Dataset excerpts
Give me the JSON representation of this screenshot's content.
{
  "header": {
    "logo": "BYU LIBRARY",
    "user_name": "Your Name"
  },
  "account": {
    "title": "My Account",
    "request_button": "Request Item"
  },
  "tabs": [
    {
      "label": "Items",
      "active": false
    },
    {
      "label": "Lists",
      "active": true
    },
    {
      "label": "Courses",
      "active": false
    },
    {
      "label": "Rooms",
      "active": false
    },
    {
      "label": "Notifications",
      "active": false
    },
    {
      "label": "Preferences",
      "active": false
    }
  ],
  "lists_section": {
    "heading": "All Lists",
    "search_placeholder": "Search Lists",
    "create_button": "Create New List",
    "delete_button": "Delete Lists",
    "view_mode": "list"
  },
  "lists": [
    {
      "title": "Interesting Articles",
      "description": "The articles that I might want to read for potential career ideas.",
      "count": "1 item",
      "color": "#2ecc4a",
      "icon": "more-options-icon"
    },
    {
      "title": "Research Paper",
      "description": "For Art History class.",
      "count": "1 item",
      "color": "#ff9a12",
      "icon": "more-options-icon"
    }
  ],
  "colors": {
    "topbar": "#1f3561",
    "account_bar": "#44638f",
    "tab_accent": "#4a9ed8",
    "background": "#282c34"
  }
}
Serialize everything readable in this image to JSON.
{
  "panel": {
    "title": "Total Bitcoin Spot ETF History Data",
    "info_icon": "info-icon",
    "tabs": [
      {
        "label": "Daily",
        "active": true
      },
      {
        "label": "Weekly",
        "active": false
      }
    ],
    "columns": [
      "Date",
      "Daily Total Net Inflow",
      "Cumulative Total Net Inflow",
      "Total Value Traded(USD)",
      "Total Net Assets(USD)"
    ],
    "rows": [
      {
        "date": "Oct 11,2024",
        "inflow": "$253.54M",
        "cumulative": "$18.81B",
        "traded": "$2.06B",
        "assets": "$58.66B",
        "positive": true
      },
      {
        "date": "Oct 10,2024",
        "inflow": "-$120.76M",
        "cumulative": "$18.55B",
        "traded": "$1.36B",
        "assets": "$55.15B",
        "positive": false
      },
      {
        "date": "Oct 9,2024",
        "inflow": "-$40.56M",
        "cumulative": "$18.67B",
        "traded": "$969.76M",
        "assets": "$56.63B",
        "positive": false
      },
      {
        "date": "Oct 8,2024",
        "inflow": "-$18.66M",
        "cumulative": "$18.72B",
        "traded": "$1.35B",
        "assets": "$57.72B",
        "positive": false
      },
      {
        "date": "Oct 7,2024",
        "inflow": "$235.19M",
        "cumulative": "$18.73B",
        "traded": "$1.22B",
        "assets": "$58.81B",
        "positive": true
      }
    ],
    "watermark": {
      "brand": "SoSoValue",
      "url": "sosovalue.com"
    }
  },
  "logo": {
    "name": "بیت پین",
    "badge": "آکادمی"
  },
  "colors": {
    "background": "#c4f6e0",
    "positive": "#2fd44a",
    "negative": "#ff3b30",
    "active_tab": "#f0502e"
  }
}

--

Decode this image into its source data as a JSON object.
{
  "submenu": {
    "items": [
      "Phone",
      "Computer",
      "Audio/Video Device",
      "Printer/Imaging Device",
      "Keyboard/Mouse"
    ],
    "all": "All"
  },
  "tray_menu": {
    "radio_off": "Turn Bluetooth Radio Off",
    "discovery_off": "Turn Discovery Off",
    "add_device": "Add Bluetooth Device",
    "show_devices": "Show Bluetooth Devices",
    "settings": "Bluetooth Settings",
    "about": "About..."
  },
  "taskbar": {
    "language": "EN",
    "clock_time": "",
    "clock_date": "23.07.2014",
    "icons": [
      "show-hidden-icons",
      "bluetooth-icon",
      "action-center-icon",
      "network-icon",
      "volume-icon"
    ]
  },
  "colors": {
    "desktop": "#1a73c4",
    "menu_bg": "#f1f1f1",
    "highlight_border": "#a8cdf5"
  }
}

Instructions to follow
Identify the lines in the entries that hold "background" and return each one.

Finished exercise
    "background": "#282c34"
    "background": "#c4f6e0",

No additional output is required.